- **Prompt**
Rewrite everything from the line containing "Output each element" down to the line containing "- lesson-number: 14(14): [10, 466, 70, 500]", swapping "bounding box" for "bounding rectangle" and keeping the rest unchanged. Return only those lines, and leave out the pictures.

--- Begin Material for this exercise ---

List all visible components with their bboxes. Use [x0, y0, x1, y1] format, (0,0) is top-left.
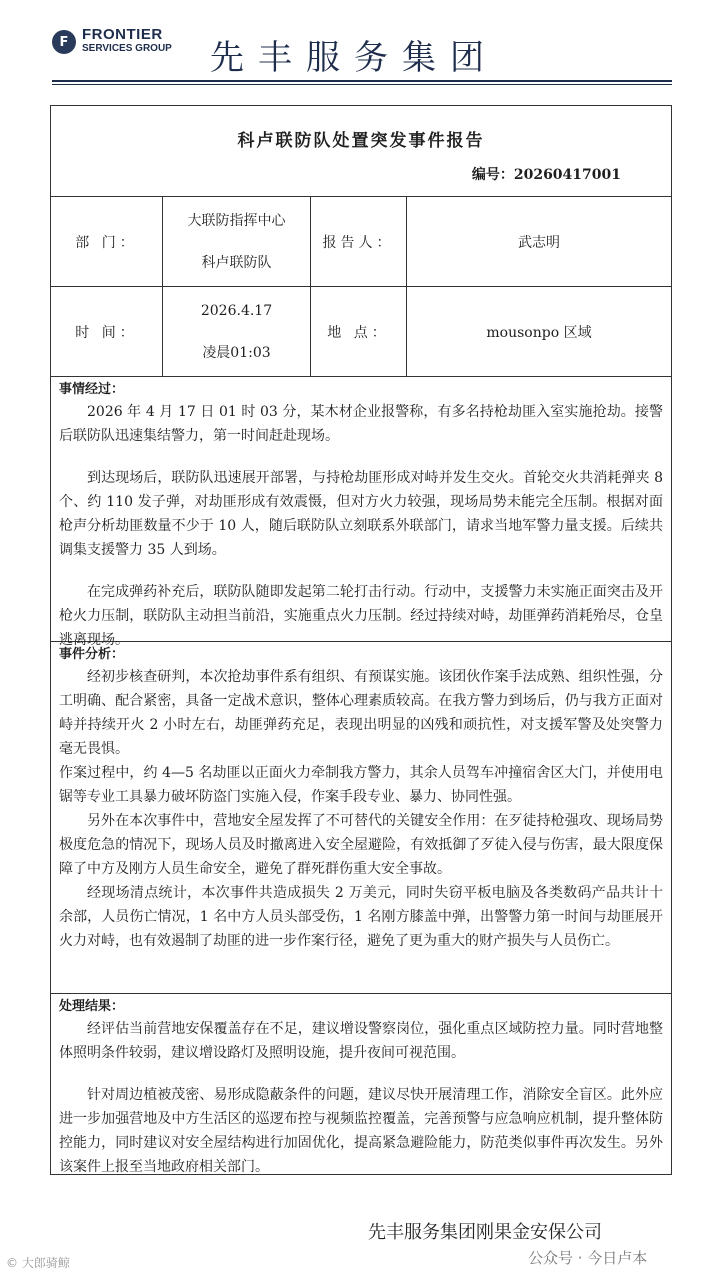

--- End Material for this exercise ---
--- Begin Material for this exercise ---

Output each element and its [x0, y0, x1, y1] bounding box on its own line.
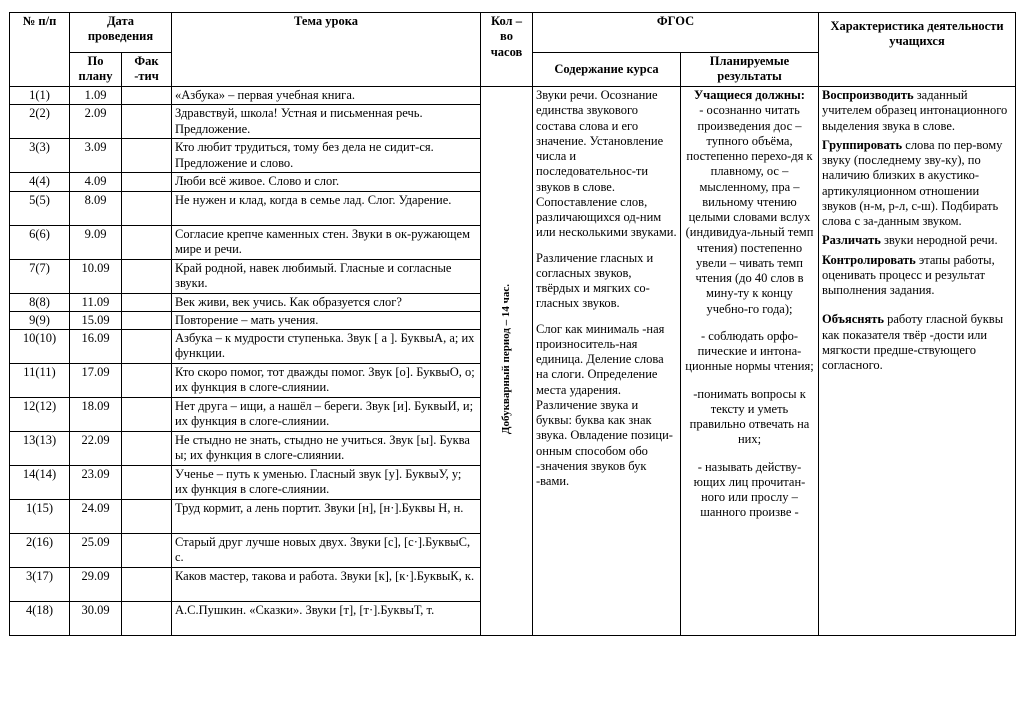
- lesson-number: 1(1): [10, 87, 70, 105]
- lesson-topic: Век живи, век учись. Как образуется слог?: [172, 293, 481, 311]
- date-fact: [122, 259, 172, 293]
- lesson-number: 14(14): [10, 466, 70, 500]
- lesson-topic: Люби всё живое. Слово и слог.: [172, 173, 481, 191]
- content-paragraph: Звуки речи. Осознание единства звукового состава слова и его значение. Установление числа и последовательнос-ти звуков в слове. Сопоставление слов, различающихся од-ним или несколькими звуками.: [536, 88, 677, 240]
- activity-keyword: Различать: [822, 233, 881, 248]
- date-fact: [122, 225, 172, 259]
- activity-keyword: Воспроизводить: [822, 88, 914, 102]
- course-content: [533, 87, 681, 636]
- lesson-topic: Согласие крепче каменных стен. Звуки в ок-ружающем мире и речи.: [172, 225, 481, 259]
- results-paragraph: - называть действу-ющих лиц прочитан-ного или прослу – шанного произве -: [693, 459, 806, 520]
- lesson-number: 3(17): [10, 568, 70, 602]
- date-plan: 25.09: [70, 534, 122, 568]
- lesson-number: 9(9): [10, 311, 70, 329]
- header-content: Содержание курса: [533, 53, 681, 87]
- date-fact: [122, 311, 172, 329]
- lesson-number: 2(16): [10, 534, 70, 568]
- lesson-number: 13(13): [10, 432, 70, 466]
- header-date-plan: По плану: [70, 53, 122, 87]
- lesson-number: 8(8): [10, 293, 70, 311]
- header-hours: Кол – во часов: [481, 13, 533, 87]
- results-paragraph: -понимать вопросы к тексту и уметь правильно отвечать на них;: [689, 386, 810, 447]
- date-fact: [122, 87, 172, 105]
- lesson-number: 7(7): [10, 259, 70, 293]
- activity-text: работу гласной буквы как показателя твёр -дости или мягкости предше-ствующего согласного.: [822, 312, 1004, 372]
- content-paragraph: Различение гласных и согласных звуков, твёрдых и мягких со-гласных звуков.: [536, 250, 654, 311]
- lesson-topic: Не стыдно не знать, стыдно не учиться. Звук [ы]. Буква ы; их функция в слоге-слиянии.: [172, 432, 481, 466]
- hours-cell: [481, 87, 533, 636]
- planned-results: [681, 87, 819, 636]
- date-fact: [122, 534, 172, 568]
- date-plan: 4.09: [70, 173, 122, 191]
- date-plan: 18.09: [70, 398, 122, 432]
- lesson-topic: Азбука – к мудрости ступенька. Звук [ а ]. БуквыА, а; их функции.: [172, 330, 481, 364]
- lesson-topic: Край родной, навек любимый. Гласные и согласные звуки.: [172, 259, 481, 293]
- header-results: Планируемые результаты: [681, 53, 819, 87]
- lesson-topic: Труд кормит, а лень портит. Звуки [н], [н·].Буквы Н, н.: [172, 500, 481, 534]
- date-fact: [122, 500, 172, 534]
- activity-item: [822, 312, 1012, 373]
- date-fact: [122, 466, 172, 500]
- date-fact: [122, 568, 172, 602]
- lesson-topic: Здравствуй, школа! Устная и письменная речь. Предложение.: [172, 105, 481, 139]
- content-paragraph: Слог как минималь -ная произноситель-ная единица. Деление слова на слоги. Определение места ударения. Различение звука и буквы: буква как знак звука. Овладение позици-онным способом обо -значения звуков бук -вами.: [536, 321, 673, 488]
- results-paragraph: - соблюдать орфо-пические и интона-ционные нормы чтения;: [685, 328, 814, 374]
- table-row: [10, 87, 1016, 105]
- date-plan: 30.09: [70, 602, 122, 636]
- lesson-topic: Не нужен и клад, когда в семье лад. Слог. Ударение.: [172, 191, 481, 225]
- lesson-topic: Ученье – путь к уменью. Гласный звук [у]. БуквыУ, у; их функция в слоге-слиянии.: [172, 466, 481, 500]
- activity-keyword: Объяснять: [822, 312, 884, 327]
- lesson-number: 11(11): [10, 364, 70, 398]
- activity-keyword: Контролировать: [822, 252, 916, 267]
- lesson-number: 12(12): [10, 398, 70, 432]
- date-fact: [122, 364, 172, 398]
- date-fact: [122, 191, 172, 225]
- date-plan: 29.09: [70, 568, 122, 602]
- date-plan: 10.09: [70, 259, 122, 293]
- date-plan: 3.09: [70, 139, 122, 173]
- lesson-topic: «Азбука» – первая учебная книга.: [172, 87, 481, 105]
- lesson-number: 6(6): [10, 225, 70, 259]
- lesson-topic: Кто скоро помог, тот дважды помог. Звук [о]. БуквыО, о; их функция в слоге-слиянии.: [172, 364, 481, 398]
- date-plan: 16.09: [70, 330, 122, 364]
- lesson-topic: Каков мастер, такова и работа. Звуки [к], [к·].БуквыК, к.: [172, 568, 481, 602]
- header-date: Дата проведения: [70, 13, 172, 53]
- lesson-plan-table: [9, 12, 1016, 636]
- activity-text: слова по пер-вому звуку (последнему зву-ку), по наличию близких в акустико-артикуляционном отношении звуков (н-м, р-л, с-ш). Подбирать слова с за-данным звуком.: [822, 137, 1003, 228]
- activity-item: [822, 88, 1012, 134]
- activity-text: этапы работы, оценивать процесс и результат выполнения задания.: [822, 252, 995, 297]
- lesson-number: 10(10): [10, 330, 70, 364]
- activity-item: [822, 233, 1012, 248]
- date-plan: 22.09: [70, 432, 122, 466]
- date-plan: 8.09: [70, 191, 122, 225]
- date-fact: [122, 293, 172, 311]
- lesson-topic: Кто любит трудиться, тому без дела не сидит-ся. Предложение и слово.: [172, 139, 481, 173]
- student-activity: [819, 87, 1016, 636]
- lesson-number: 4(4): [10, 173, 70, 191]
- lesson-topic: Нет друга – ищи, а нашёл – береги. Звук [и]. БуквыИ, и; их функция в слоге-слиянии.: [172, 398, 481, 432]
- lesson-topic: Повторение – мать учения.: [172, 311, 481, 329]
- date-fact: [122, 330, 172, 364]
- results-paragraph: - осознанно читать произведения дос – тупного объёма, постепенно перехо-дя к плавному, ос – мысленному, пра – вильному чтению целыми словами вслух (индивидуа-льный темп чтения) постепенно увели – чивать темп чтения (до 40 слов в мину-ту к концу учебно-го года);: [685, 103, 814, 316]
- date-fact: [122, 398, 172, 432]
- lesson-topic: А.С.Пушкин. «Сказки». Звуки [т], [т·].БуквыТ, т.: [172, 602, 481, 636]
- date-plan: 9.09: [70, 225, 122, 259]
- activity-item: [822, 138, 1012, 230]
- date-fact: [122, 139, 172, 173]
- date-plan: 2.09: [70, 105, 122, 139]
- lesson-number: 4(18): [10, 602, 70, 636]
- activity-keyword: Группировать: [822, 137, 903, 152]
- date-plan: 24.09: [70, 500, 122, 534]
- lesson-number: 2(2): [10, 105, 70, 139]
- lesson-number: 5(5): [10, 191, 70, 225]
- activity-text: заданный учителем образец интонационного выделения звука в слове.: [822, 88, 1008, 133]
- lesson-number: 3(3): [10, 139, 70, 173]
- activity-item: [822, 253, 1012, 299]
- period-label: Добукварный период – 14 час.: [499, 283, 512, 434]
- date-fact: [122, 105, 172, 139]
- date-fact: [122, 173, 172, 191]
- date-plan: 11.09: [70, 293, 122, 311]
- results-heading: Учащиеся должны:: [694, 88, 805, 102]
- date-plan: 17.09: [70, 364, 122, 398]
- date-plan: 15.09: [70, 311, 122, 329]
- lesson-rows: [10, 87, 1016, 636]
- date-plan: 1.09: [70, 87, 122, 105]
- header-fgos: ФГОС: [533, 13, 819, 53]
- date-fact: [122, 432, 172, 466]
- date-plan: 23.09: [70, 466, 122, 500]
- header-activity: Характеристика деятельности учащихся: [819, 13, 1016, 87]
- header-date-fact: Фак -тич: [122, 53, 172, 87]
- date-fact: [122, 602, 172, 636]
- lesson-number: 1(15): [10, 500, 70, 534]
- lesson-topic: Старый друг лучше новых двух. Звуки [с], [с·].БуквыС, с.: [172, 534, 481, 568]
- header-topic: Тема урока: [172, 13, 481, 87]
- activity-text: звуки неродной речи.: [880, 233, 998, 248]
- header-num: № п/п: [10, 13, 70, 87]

--- End Material for this exercise ---

- **Full answer**
Output each element and its [x0, y0, x1, y1] bounding rectangle on its own line.
- lesson-number: 1(1): [10, 87, 70, 105]
- lesson-topic: Век живи, век учись. Как образуется слог?: [172, 293, 481, 311]
- date-fact: [122, 259, 172, 293]
- lesson-number: 14(14): [10, 466, 70, 500]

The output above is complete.